Nothing should be left out: output all of the entries exactly.

*Available records:*
────

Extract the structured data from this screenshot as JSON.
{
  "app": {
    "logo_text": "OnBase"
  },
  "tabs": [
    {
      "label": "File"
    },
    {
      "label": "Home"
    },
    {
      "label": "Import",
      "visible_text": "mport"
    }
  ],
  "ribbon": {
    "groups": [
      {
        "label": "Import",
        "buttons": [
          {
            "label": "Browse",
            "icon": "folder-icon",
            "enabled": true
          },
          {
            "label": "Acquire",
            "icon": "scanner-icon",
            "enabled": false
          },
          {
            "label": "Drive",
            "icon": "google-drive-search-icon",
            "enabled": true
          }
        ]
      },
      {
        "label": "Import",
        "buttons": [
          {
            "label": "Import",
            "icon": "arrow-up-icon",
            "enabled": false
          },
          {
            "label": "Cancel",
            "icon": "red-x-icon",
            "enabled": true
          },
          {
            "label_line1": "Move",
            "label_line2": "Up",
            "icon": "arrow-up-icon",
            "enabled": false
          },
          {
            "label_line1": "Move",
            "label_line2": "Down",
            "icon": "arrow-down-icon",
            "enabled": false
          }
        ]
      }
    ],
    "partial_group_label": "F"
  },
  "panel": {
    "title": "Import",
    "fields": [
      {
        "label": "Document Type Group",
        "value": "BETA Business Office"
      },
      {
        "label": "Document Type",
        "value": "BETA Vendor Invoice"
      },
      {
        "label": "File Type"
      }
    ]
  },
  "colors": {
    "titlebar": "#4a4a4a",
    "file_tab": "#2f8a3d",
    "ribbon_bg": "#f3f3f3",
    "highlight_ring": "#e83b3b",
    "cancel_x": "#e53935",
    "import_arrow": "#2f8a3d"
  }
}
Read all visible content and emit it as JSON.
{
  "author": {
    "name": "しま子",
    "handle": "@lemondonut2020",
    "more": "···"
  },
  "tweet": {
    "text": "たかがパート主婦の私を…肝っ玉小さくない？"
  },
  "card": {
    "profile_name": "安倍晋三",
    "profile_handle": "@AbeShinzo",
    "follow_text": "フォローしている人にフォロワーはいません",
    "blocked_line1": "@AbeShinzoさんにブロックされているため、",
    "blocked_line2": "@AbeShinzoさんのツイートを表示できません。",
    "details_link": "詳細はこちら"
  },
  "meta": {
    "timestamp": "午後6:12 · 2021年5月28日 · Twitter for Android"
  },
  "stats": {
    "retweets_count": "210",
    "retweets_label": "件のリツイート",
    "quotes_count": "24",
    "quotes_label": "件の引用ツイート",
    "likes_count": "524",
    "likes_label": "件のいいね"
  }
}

────

*Completed task:*
Extract the structured data from this screenshot as JSON.
{
  "app": {
    "logo_text": "OnBase"
  },
  "tabs": [
    {
      "label": "File"
    },
    {
      "label": "Home"
    },
    {
      "label": "Import",
      "visible_text": "mport"
    }
  ],
  "ribbon": {
    "groups": [
      {
        "label": "Import",
        "buttons": [
          {
            "label": "Browse",
            "icon": "folder-icon",
            "enabled": true
          },
          {
            "label": "Acquire",
            "icon": "scanner-icon",
            "enabled": false
          },
          {
            "label": "Drive",
            "icon": "google-drive-search-icon",
            "enabled": true
          }
        ]
      },
      {
        "label": "Import",
        "buttons": [
          {
            "label": "Import",
            "icon": "arrow-up-icon",
            "enabled": false
          },
          {
            "label": "Cancel",
            "icon": "red-x-icon",
            "enabled": true
          },
          {
            "label_line1": "Move",
            "label_line2": "Up",
            "icon": "arrow-up-icon",
            "enabled": false
          },
          {
            "label_line1": "Move",
            "label_line2": "Down",
            "icon": "arrow-down-icon",
            "enabled": false
          }
        ]
      }
    ],
    "partial_group_label": "F"
  },
  "panel": {
    "title": "Import",
    "fields": [
      {
        "label": "Document Type Group",
        "value": "BETA Business Office"
      },
      {
        "label": "Document Type",
        "value": "BETA Vendor Invoice"
      },
      {
        "label": "File Type"
      }
    ]
  },
  "colors": {
    "titlebar": "#4a4a4a",
    "file_tab": "#2f8a3d",
    "ribbon_bg": "#f3f3f3",
    "highlight_ring": "#e83b3b",
    "cancel_x": "#e53935",
    "import_arrow": "#2f8a3d"
  }
}
Read all visible content and emit it as JSON.
{
  "author": {
    "name": "しま子",
    "handle": "@lemondonut2020",
    "more": "···"
  },
  "tweet": {
    "text": "たかがパート主婦の私を…肝っ玉小さくない？"
  },
  "card": {
    "profile_name": "安倍晋三",
    "profile_handle": "@AbeShinzo",
    "follow_text": "フォローしている人にフォロワーはいません",
    "blocked_line1": "@AbeShinzoさんにブロックされているため、",
    "blocked_line2": "@AbeShinzoさんのツイートを表示できません。",
    "details_link": "詳細はこちら"
  },
  "meta": {
    "timestamp": "午後6:12 · 2021年5月28日 · Twitter for Android"
  },
  "stats": {
    "retweets_count": "210",
    "retweets_label": "件のリツイート",
    "quotes_count": "24",
    "quotes_label": "件の引用ツイート",
    "likes_count": "524",
    "likes_label": "件のいいね"
  }
}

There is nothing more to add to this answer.